### Instructions to follow:
Filter the entries and keep only the lines where the string "degrees" appears.

[Items from a dataset]
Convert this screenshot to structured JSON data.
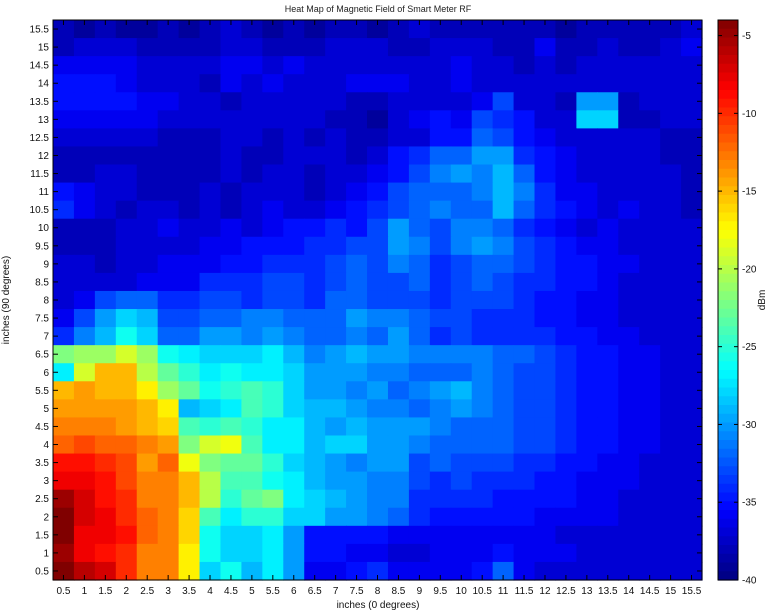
{
  "chart_data": {
    "type": "heatmap",
    "title": "Heat Map of Magnetic Field of Smart Meter RF",
    "xlabel": "inches (0 degrees)",
    "ylabel": "inches (90 degrees)",
    "colorbar_label": "dBm",
    "colormap": "jet",
    "value_range": [
      -40,
      -4
    ],
    "colorbar_ticks": [
      -5,
      -10,
      -15,
      -20,
      -25,
      -30,
      -35,
      -40
    ],
    "x_ticks": [
      "0.5",
      "1",
      "1.5",
      "2",
      "2.5",
      "3",
      "3.5",
      "4",
      "4.5",
      "5",
      "5.5",
      "6",
      "6.5",
      "7",
      "7.5",
      "8",
      "8.5",
      "9",
      "9.5",
      "10",
      "10.5",
      "11",
      "11.5",
      "12",
      "12.5",
      "13",
      "13.5",
      "14",
      "14.5",
      "15",
      "15.5"
    ],
    "y_ticks": [
      "0.5",
      "1",
      "1.5",
      "2",
      "2.5",
      "3",
      "3.5",
      "4",
      "4.5",
      "5",
      "5.5",
      "6",
      "6.5",
      "7",
      "7.5",
      "8",
      "8.5",
      "9",
      "9.5",
      "10",
      "10.5",
      "11",
      "11.5",
      "12",
      "12.5",
      "13",
      "13.5",
      "14",
      "14.5",
      "15",
      "15.5"
    ],
    "x": [
      0.5,
      1,
      1.5,
      2,
      2.5,
      3,
      3.5,
      4,
      4.5,
      5,
      5.5,
      6,
      6.5,
      7,
      7.5,
      8,
      8.5,
      9,
      9.5,
      10,
      10.5,
      11,
      11.5,
      12,
      12.5,
      13,
      13.5,
      14,
      14.5,
      15,
      15.5
    ],
    "y": [
      15.5,
      15,
      14.5,
      14,
      13.5,
      13,
      12.5,
      12,
      11.5,
      11,
      10.5,
      10,
      9.5,
      9,
      8.5,
      8,
      7.5,
      7,
      6.5,
      6,
      5.5,
      5,
      4.5,
      4,
      3.5,
      3,
      2.5,
      2,
      1.5,
      1,
      0.5
    ],
    "z": [
      [
        -38,
        -39,
        -38,
        -39,
        -39,
        -38,
        -39,
        -38,
        -37,
        -38,
        -39,
        -38,
        -39,
        -38,
        -38,
        -39,
        -38,
        -37,
        -38,
        -38,
        -38,
        -38,
        -38,
        -38,
        -39,
        -38,
        -38,
        -38,
        -38,
        -38,
        -37
      ],
      [
        -38,
        -37,
        -37,
        -37,
        -38,
        -38,
        -38,
        -38,
        -37,
        -37,
        -38,
        -38,
        -38,
        -37,
        -37,
        -37,
        -38,
        -38,
        -37,
        -37,
        -37,
        -38,
        -38,
        -36,
        -38,
        -38,
        -37,
        -38,
        -38,
        -37,
        -36
      ],
      [
        -36,
        -36,
        -36,
        -36,
        -37,
        -37,
        -37,
        -37,
        -36,
        -36,
        -37,
        -36,
        -37,
        -37,
        -37,
        -37,
        -37,
        -37,
        -37,
        -36,
        -37,
        -37,
        -38,
        -37,
        -38,
        -37,
        -37,
        -37,
        -37,
        -37,
        -37
      ],
      [
        -35,
        -35,
        -35,
        -36,
        -37,
        -37,
        -37,
        -38,
        -36,
        -37,
        -36,
        -37,
        -37,
        -37,
        -36,
        -36,
        -36,
        -37,
        -37,
        -36,
        -37,
        -37,
        -37,
        -37,
        -37,
        -37,
        -37,
        -37,
        -37,
        -37,
        -37
      ],
      [
        -35,
        -35,
        -35,
        -35,
        -36,
        -36,
        -37,
        -37,
        -38,
        -37,
        -37,
        -37,
        -37,
        -37,
        -38,
        -38,
        -37,
        -37,
        -37,
        -37,
        -36,
        -33,
        -37,
        -37,
        -38,
        -30,
        -30,
        -38,
        -37,
        -37,
        -37
      ],
      [
        -36,
        -36,
        -36,
        -36,
        -36,
        -37,
        -37,
        -37,
        -37,
        -37,
        -37,
        -37,
        -37,
        -38,
        -38,
        -39,
        -37,
        -36,
        -35,
        -36,
        -33,
        -34,
        -35,
        -37,
        -37,
        -28,
        -28,
        -38,
        -38,
        -37,
        -37
      ],
      [
        -37,
        -37,
        -37,
        -37,
        -37,
        -38,
        -38,
        -38,
        -37,
        -37,
        -38,
        -37,
        -38,
        -37,
        -38,
        -38,
        -37,
        -37,
        -35,
        -35,
        -32,
        -33,
        -35,
        -36,
        -37,
        -37,
        -37,
        -37,
        -37,
        -38,
        -38
      ],
      [
        -38,
        -38,
        -38,
        -38,
        -38,
        -38,
        -38,
        -38,
        -37,
        -38,
        -38,
        -37,
        -37,
        -37,
        -38,
        -37,
        -35,
        -34,
        -32,
        -32,
        -30,
        -30,
        -34,
        -35,
        -36,
        -37,
        -37,
        -37,
        -37,
        -38,
        -38
      ],
      [
        -38,
        -38,
        -37,
        -37,
        -38,
        -38,
        -38,
        -38,
        -37,
        -38,
        -37,
        -37,
        -38,
        -37,
        -37,
        -36,
        -35,
        -33,
        -31,
        -30,
        -31,
        -29,
        -32,
        -35,
        -36,
        -37,
        -37,
        -37,
        -37,
        -37,
        -38
      ],
      [
        -35,
        -36,
        -37,
        -37,
        -38,
        -38,
        -38,
        -37,
        -38,
        -37,
        -37,
        -37,
        -38,
        -37,
        -36,
        -35,
        -33,
        -32,
        -32,
        -32,
        -31,
        -29,
        -31,
        -34,
        -36,
        -36,
        -37,
        -37,
        -37,
        -37,
        -38
      ],
      [
        -34,
        -36,
        -37,
        -38,
        -37,
        -37,
        -38,
        -37,
        -38,
        -37,
        -36,
        -37,
        -37,
        -36,
        -35,
        -34,
        -33,
        -32,
        -31,
        -32,
        -32,
        -29,
        -32,
        -34,
        -35,
        -36,
        -37,
        -36,
        -37,
        -37,
        -38
      ],
      [
        -38,
        -38,
        -38,
        -37,
        -37,
        -36,
        -37,
        -37,
        -36,
        -37,
        -36,
        -35,
        -35,
        -34,
        -35,
        -33,
        -30,
        -32,
        -33,
        -31,
        -31,
        -32,
        -34,
        -35,
        -36,
        -37,
        -36,
        -37,
        -37,
        -37,
        -37
      ],
      [
        -38,
        -38,
        -38,
        -37,
        -37,
        -37,
        -37,
        -36,
        -36,
        -35,
        -35,
        -35,
        -34,
        -34,
        -33,
        -33,
        -30,
        -31,
        -33,
        -31,
        -30,
        -31,
        -33,
        -34,
        -35,
        -36,
        -36,
        -37,
        -37,
        -37,
        -37
      ],
      [
        -37,
        -37,
        -38,
        -37,
        -37,
        -36,
        -36,
        -36,
        -35,
        -35,
        -34,
        -34,
        -34,
        -33,
        -32,
        -33,
        -31,
        -32,
        -34,
        -33,
        -32,
        -32,
        -33,
        -34,
        -35,
        -35,
        -36,
        -36,
        -37,
        -37,
        -37
      ],
      [
        -37,
        -37,
        -37,
        -37,
        -36,
        -36,
        -36,
        -34,
        -34,
        -34,
        -33,
        -33,
        -34,
        -33,
        -32,
        -33,
        -33,
        -32,
        -34,
        -33,
        -32,
        -33,
        -34,
        -34,
        -35,
        -35,
        -36,
        -37,
        -37,
        -37,
        -37
      ],
      [
        -37,
        -36,
        -33,
        -32,
        -32,
        -34,
        -34,
        -33,
        -33,
        -34,
        -33,
        -33,
        -34,
        -32,
        -32,
        -33,
        -33,
        -33,
        -34,
        -33,
        -33,
        -33,
        -34,
        -35,
        -35,
        -36,
        -36,
        -37,
        -37,
        -37,
        -37
      ],
      [
        -36,
        -33,
        -30,
        -28,
        -29,
        -33,
        -33,
        -32,
        -32,
        -31,
        -31,
        -32,
        -32,
        -32,
        -30,
        -31,
        -31,
        -32,
        -33,
        -33,
        -34,
        -34,
        -34,
        -35,
        -35,
        -36,
        -36,
        -37,
        -37,
        -37,
        -37
      ],
      [
        -34,
        -31,
        -29,
        -26,
        -28,
        -32,
        -32,
        -30,
        -30,
        -31,
        -30,
        -31,
        -32,
        -32,
        -31,
        -32,
        -30,
        -32,
        -34,
        -33,
        -34,
        -34,
        -34,
        -34,
        -35,
        -35,
        -36,
        -36,
        -37,
        -37,
        -37
      ],
      [
        -22,
        -21,
        -21,
        -19,
        -21,
        -26,
        -27,
        -28,
        -28,
        -28,
        -27,
        -29,
        -31,
        -30,
        -29,
        -30,
        -30,
        -31,
        -31,
        -31,
        -31,
        -32,
        -32,
        -33,
        -34,
        -35,
        -35,
        -36,
        -36,
        -37,
        -37
      ],
      [
        -27,
        -19,
        -15,
        -15,
        -20,
        -23,
        -25,
        -27,
        -26,
        -27,
        -27,
        -28,
        -30,
        -30,
        -30,
        -31,
        -31,
        -32,
        -32,
        -32,
        -31,
        -32,
        -33,
        -33,
        -34,
        -35,
        -35,
        -36,
        -36,
        -37,
        -37
      ],
      [
        -15,
        -14,
        -15,
        -15,
        -17,
        -21,
        -23,
        -26,
        -25,
        -24,
        -25,
        -28,
        -30,
        -30,
        -31,
        -30,
        -32,
        -31,
        -30,
        -29,
        -31,
        -32,
        -33,
        -33,
        -34,
        -35,
        -35,
        -36,
        -36,
        -37,
        -37
      ],
      [
        -14,
        -14,
        -14,
        -14,
        -15,
        -17,
        -29,
        -28,
        -27,
        -24,
        -25,
        -28,
        -29,
        -29,
        -30,
        -31,
        -31,
        -32,
        -31,
        -30,
        -31,
        -32,
        -33,
        -33,
        -34,
        -35,
        -35,
        -36,
        -36,
        -37,
        -37
      ],
      [
        -13,
        -13,
        -13,
        -14,
        -15,
        -16,
        -24,
        -25,
        -24,
        -25,
        -27,
        -27,
        -29,
        -30,
        -29,
        -30,
        -30,
        -30,
        -31,
        -32,
        -32,
        -32,
        -33,
        -33,
        -34,
        -35,
        -35,
        -36,
        -36,
        -37,
        -37
      ],
      [
        -12,
        -11,
        -12,
        -12,
        -13,
        -14,
        -22,
        -19,
        -18,
        -24,
        -27,
        -27,
        -29,
        -28,
        -28,
        -30,
        -30,
        -31,
        -32,
        -32,
        -32,
        -32,
        -33,
        -33,
        -34,
        -35,
        -35,
        -36,
        -36,
        -37,
        -37
      ],
      [
        -9,
        -9,
        -10,
        -11,
        -14,
        -12,
        -18,
        -22,
        -23,
        -23,
        -25,
        -28,
        -29,
        -30,
        -31,
        -30,
        -30,
        -33,
        -32,
        -33,
        -33,
        -33,
        -34,
        -34,
        -35,
        -35,
        -36,
        -36,
        -37,
        -37,
        -37
      ],
      [
        -8,
        -8,
        -9,
        -11,
        -13,
        -13,
        -15,
        -20,
        -24,
        -24,
        -26,
        -27,
        -29,
        -30,
        -30,
        -31,
        -31,
        -33,
        -34,
        -33,
        -34,
        -34,
        -34,
        -35,
        -35,
        -36,
        -36,
        -36,
        -37,
        -37,
        -37
      ],
      [
        -5,
        -7,
        -9,
        -10,
        -13,
        -13,
        -15,
        -20,
        -25,
        -23,
        -22,
        -27,
        -28,
        -29,
        -30,
        -31,
        -31,
        -34,
        -34,
        -34,
        -34,
        -35,
        -35,
        -35,
        -35,
        -36,
        -36,
        -37,
        -37,
        -37,
        -37
      ],
      [
        -4,
        -7,
        -8,
        -10,
        -12,
        -13,
        -16,
        -24,
        -27,
        -25,
        -25,
        -28,
        -28,
        -30,
        -30,
        -31,
        -32,
        -34,
        -35,
        -35,
        -35,
        -35,
        -35,
        -36,
        -36,
        -36,
        -36,
        -37,
        -37,
        -37,
        -37
      ],
      [
        -4,
        -8,
        -8,
        -9,
        -12,
        -13,
        -16,
        -26,
        -28,
        -28,
        -27,
        -30,
        -35,
        -35,
        -35,
        -35,
        -36,
        -36,
        -36,
        -36,
        -36,
        -36,
        -36,
        -36,
        -37,
        -37,
        -37,
        -37,
        -37,
        -37,
        -37
      ],
      [
        -5,
        -8,
        -9,
        -10,
        -13,
        -13,
        -17,
        -26,
        -28,
        -28,
        -27,
        -30,
        -35,
        -35,
        -36,
        -36,
        -37,
        -37,
        -36,
        -36,
        -36,
        -35,
        -36,
        -36,
        -36,
        -37,
        -37,
        -37,
        -37,
        -37,
        -37
      ],
      [
        -4,
        -6,
        -7,
        -10,
        -13,
        -13,
        -17,
        -28,
        -26,
        -29,
        -27,
        -30,
        -36,
        -36,
        -35,
        -34,
        -36,
        -36,
        -36,
        -36,
        -35,
        -32,
        -36,
        -37,
        -37,
        -37,
        -37,
        -37,
        -37,
        -37,
        -37
      ]
    ]
  }
}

### Result for this exercise:
    "xlabel": "inches (0 degrees)",
    "ylabel": "inches (90 degrees)",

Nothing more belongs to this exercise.